##### SUPPLIED MATERIAL

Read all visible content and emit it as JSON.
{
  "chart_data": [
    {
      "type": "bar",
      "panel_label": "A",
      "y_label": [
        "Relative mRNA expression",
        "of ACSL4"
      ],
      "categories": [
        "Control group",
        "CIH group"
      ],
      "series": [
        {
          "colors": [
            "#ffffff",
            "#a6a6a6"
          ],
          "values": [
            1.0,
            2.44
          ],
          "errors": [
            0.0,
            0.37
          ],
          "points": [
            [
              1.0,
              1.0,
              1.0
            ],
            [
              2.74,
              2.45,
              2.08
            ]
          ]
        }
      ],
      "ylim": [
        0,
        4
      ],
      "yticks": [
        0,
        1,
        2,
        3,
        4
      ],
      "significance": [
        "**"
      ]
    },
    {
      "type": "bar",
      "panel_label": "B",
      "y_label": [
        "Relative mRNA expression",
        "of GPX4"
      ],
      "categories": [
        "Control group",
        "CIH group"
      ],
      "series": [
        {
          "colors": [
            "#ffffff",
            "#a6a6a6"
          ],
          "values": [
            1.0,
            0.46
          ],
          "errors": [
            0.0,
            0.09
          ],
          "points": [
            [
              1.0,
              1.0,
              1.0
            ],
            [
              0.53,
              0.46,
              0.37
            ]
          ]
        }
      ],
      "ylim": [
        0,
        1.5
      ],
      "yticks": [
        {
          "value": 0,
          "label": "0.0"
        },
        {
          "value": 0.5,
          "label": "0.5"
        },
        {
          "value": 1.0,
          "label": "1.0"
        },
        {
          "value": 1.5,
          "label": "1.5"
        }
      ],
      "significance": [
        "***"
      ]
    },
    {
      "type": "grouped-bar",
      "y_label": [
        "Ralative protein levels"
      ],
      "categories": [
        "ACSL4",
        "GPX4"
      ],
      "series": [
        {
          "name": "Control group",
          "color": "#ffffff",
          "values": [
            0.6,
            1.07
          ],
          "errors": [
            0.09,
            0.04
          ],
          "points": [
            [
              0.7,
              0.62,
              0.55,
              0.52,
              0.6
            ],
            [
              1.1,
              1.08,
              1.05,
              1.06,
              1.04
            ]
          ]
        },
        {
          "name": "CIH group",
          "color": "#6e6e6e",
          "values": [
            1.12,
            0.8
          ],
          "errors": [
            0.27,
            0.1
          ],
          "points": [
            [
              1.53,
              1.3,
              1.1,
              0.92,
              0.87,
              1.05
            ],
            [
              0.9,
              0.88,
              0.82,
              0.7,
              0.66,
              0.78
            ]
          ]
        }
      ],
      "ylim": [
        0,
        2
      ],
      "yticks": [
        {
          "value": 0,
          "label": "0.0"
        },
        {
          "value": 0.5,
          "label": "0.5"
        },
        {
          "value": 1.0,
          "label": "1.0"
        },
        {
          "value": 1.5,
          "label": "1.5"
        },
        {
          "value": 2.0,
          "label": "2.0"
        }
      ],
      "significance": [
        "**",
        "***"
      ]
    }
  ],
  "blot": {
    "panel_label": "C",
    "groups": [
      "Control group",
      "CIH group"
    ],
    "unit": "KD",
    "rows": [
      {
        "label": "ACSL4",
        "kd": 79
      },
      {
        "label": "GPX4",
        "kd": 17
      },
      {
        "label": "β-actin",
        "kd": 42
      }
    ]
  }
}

##########

§ **TASK ITEM**: Give back every entry, unchanged in any way.

§ **WRITTEN SOLUTION**:
Read all visible content and emit it as JSON.
{
  "chart_data": [
    {
      "type": "bar",
      "panel_label": "A",
      "y_label": [
        "Relative mRNA expression",
        "of ACSL4"
      ],
      "categories": [
        "Control group",
        "CIH group"
      ],
      "series": [
        {
          "colors": [
            "#ffffff",
            "#a6a6a6"
          ],
          "values": [
            1.0,
            2.44
          ],
          "errors": [
            0.0,
            0.37
          ],
          "points": [
            [
              1.0,
              1.0,
              1.0
            ],
            [
              2.74,
              2.45,
              2.08
            ]
          ]
        }
      ],
      "ylim": [
        0,
        4
      ],
      "yticks": [
        0,
        1,
        2,
        3,
        4
      ],
      "significance": [
        "**"
      ]
    },
    {
      "type": "bar",
      "panel_label": "B",
      "y_label": [
        "Relative mRNA expression",
        "of GPX4"
      ],
      "categories": [
        "Control group",
        "CIH group"
      ],
      "series": [
        {
          "colors": [
            "#ffffff",
            "#a6a6a6"
          ],
          "values": [
            1.0,
            0.46
          ],
          "errors": [
            0.0,
            0.09
          ],
          "points": [
            [
              1.0,
              1.0,
              1.0
            ],
            [
              0.53,
              0.46,
              0.37
            ]
          ]
        }
      ],
      "ylim": [
        0,
        1.5
      ],
      "yticks": [
        {
          "value": 0,
          "label": "0.0"
        },
        {
          "value": 0.5,
          "label": "0.5"
        },
        {
          "value": 1.0,
          "label": "1.0"
        },
        {
          "value": 1.5,
          "label": "1.5"
        }
      ],
      "significance": [
        "***"
      ]
    },
    {
      "type": "grouped-bar",
      "y_label": [
        "Ralative protein levels"
      ],
      "categories": [
        "ACSL4",
        "GPX4"
      ],
      "series": [
        {
          "name": "Control group",
          "color": "#ffffff",
          "values": [
            0.6,
            1.07
          ],
          "errors": [
            0.09,
            0.04
          ],
          "points": [
            [
              0.7,
              0.62,
              0.55,
              0.52,
              0.6
            ],
            [
              1.1,
              1.08,
              1.05,
              1.06,
              1.04
            ]
          ]
        },
        {
          "name": "CIH group",
          "color": "#6e6e6e",
          "values": [
            1.12,
            0.8
          ],
          "errors": [
            0.27,
            0.1
          ],
          "points": [
            [
              1.53,
              1.3,
              1.1,
              0.92,
              0.87,
              1.05
            ],
            [
              0.9,
              0.88,
              0.82,
              0.7,
              0.66,
              0.78
            ]
          ]
        }
      ],
      "ylim": [
        0,
        2
      ],
      "yticks": [
        {
          "value": 0,
          "label": "0.0"
        },
        {
          "value": 0.5,
          "label": "0.5"
        },
        {
          "value": 1.0,
          "label": "1.0"
        },
        {
          "value": 1.5,
          "label": "1.5"
        },
        {
          "value": 2.0,
          "label": "2.0"
        }
      ],
      "significance": [
        "**",
        "***"
      ]
    }
  ],
  "blot": {
    "panel_label": "C",
    "groups": [
      "Control group",
      "CIH group"
    ],
    "unit": "KD",
    "rows": [
      {
        "label": "ACSL4",
        "kd": 79
      },
      {
        "label": "GPX4",
        "kd": 17
      },
      {
        "label": "β-actin",
        "kd": 42
      }
    ]
  }
}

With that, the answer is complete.